Region and label listings:

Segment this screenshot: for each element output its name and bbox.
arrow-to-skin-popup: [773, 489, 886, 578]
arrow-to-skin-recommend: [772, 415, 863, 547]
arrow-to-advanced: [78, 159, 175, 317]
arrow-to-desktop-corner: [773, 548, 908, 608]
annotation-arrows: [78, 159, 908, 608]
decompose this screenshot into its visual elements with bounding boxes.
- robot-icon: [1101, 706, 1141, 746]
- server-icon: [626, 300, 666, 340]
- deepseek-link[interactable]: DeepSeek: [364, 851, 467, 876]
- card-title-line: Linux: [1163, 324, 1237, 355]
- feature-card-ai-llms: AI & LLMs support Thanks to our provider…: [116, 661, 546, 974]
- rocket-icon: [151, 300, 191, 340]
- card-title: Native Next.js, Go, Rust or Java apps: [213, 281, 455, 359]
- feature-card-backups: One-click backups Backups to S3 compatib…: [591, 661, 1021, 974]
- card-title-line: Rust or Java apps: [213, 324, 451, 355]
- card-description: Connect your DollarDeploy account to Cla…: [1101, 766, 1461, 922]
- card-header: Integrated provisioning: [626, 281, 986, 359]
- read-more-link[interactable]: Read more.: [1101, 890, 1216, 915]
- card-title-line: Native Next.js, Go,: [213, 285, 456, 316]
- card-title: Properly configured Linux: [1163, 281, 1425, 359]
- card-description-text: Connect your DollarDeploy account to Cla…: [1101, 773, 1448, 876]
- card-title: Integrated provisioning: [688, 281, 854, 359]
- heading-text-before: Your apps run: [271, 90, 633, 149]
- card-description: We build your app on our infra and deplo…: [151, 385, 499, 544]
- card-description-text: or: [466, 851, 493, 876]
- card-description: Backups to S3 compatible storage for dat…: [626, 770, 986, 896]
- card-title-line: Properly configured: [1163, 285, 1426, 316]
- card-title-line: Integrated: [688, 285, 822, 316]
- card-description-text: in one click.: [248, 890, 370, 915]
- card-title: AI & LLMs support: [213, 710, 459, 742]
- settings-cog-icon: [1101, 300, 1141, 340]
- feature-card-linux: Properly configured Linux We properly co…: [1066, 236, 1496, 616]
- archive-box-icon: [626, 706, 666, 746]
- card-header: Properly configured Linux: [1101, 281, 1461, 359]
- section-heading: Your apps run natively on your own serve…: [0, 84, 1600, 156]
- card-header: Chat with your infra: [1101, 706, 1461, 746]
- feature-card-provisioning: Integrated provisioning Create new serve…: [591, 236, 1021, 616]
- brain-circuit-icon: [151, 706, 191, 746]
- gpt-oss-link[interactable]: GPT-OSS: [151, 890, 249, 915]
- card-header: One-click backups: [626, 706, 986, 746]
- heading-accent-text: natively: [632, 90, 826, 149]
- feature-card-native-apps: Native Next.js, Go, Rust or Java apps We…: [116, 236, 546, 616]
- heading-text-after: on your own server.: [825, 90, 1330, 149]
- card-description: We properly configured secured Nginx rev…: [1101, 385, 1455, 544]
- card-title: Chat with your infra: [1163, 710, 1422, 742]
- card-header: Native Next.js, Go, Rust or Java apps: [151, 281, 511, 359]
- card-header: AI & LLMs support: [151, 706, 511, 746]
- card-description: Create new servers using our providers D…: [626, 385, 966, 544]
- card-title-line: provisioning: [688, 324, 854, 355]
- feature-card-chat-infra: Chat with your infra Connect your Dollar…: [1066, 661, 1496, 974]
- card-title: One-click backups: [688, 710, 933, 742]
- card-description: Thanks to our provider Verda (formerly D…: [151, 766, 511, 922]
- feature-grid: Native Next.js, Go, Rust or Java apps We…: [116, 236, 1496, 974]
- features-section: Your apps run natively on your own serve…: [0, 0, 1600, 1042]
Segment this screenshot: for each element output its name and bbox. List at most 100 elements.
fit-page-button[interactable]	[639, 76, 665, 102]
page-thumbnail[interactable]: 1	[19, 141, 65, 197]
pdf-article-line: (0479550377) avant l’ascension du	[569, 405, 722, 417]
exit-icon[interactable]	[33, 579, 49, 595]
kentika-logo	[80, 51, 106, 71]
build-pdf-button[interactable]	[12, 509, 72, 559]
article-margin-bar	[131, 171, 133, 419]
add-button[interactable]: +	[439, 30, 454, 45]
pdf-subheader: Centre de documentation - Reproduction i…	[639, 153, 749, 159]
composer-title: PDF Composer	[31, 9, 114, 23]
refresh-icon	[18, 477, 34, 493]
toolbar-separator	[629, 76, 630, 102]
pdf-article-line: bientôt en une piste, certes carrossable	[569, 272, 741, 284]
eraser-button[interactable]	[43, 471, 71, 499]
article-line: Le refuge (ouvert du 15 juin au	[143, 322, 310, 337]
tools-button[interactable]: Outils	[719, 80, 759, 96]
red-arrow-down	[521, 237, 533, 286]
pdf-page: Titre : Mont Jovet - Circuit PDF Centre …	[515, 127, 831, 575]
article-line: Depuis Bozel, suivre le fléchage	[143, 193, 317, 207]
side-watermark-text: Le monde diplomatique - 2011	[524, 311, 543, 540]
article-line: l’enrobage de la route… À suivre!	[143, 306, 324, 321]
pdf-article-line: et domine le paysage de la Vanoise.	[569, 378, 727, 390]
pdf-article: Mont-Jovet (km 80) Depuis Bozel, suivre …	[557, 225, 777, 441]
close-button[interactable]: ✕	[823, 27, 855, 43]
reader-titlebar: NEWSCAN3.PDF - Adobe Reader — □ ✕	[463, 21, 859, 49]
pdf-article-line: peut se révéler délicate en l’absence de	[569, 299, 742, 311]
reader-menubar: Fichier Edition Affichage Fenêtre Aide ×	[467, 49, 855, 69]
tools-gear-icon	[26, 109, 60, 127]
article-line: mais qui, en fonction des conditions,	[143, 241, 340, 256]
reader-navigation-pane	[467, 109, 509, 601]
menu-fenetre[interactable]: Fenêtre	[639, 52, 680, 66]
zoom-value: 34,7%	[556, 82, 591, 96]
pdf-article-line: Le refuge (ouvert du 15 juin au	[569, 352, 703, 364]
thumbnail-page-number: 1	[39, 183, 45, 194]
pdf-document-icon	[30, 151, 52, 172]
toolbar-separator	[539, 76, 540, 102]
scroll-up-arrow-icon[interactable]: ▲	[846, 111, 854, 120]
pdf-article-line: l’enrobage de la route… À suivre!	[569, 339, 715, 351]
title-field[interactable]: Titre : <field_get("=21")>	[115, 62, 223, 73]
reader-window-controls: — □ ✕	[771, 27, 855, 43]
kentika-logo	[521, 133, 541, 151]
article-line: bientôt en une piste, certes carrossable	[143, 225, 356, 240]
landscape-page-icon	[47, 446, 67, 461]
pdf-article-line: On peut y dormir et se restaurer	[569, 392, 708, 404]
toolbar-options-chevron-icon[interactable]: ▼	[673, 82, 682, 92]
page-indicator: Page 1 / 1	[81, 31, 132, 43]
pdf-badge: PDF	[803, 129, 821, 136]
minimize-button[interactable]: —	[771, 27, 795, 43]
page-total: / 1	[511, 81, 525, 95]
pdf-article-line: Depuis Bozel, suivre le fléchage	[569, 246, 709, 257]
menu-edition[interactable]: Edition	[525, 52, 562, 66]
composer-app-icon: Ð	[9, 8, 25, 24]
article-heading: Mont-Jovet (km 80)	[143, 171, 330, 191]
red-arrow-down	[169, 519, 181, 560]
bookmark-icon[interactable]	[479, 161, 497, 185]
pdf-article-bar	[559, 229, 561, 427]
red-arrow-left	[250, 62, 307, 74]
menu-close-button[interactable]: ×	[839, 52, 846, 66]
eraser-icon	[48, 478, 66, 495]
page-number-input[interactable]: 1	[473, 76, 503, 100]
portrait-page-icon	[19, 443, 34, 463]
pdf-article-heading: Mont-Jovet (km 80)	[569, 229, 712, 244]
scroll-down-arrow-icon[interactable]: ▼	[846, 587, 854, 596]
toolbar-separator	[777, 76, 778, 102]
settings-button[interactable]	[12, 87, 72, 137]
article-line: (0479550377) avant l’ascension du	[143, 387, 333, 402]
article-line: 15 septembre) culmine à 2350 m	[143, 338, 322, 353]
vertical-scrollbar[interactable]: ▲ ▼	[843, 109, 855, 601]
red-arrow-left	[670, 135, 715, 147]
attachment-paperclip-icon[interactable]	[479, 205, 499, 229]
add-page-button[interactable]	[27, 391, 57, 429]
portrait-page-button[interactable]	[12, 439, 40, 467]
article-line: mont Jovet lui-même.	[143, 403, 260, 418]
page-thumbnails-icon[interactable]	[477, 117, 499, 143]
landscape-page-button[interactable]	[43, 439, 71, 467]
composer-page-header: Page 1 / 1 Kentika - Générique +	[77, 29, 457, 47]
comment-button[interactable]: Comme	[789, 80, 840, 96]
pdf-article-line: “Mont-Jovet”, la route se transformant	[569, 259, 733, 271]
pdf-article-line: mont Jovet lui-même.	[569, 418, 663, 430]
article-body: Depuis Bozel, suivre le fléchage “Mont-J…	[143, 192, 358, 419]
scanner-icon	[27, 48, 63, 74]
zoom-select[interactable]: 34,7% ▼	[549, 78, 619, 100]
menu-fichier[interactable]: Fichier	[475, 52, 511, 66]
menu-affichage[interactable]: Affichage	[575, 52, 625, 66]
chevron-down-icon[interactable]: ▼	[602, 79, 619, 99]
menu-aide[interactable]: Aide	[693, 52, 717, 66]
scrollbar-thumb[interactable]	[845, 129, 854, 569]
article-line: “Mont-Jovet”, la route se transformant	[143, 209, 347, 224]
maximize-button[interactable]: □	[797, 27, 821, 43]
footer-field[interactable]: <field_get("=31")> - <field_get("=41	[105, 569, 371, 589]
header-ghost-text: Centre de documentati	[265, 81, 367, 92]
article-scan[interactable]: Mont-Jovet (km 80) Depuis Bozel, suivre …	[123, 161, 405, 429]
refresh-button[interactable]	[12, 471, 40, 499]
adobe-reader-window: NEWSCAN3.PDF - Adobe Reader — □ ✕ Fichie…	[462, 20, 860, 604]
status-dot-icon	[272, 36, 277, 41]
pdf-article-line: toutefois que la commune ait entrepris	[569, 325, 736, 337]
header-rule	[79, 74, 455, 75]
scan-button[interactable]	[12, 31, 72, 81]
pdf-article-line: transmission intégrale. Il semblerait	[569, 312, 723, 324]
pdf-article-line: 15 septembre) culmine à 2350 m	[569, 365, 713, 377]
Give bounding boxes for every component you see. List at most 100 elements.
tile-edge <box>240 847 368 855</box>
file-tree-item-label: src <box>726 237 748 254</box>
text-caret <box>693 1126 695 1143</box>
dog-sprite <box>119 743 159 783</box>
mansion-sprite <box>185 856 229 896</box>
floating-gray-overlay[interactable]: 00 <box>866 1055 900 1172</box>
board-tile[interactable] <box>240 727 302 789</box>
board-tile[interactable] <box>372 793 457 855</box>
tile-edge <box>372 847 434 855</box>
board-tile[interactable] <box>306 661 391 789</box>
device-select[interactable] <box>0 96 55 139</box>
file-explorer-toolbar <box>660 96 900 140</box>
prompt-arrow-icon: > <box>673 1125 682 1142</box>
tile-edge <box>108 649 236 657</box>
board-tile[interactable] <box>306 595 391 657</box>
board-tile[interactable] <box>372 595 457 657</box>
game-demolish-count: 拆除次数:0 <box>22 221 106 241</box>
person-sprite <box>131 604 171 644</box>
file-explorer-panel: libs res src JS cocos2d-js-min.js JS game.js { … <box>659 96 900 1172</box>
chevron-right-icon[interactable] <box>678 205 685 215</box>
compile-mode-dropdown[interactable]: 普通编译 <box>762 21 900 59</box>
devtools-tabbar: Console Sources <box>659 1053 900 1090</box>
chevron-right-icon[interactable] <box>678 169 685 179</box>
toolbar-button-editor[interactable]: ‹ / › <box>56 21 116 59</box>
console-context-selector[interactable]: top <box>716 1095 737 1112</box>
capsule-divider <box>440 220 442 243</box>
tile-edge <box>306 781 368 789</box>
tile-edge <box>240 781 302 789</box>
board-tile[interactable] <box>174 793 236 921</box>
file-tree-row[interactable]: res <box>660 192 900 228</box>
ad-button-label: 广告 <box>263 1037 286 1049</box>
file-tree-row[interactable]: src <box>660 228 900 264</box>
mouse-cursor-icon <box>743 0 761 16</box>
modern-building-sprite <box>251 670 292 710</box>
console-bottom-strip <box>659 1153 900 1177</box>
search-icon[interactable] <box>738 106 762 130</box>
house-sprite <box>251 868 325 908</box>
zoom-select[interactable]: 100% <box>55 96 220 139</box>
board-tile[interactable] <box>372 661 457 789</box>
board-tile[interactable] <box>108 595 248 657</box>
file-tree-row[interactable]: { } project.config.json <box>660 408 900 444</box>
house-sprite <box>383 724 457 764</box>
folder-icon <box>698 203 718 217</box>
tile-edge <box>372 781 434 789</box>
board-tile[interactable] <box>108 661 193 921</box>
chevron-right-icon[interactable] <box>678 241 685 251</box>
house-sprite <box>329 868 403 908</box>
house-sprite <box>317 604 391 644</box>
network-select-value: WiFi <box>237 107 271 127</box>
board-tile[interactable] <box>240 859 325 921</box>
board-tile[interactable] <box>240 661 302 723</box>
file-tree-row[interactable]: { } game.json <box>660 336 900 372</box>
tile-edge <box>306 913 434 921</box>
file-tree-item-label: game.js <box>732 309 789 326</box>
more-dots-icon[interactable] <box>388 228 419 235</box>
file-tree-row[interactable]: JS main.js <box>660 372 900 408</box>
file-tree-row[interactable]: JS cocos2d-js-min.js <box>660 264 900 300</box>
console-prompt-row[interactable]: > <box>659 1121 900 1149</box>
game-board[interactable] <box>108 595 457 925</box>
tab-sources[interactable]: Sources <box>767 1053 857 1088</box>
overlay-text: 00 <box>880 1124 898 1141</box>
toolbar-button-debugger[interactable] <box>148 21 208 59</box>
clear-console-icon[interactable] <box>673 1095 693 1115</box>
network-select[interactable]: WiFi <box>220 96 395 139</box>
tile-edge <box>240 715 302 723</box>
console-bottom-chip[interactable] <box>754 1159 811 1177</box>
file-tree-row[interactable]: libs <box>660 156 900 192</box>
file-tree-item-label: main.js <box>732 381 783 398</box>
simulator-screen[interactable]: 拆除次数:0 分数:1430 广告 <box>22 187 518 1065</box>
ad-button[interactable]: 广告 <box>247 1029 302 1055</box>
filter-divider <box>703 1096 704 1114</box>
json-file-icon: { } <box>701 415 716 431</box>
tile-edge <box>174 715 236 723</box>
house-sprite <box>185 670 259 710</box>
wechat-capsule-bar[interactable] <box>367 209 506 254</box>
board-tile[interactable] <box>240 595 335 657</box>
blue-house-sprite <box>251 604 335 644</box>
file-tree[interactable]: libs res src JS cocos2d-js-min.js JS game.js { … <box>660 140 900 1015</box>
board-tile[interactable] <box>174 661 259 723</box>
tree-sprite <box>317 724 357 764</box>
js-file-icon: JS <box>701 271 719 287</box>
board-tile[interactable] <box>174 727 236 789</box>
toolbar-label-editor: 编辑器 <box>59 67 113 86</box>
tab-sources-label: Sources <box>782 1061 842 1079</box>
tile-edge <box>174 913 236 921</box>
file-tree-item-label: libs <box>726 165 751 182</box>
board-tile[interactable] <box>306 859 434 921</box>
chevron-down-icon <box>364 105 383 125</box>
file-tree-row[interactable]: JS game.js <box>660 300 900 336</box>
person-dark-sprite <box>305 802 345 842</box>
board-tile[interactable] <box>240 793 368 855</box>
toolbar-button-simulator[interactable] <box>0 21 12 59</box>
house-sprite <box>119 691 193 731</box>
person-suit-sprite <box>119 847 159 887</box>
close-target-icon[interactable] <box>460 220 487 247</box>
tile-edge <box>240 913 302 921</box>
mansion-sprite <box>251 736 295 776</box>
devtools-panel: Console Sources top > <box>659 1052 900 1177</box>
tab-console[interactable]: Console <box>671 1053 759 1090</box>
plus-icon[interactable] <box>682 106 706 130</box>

**Your objective:** Convert the material into a numbered list, starting with its first line and going on through the line that contains "- server-icon: [626, 300, 666, 340]". Leave out blank lines.

**Solution to the exercise:**
1. Segment this screenshot: for each element output its name and bbox.
2. arrow-to-skin-popup: [773, 489, 886, 578]
3. arrow-to-skin-recommend: [772, 415, 863, 547]
4. arrow-to-advanced: [78, 159, 175, 317]
5. arrow-to-desktop-corner: [773, 548, 908, 608]
6. annotation-arrows: [78, 159, 908, 608]
7. decompose this screenshot into its visual elements with bounding boxes.
8. - robot-icon: [1101, 706, 1141, 746]
9. - server-icon: [626, 300, 666, 340]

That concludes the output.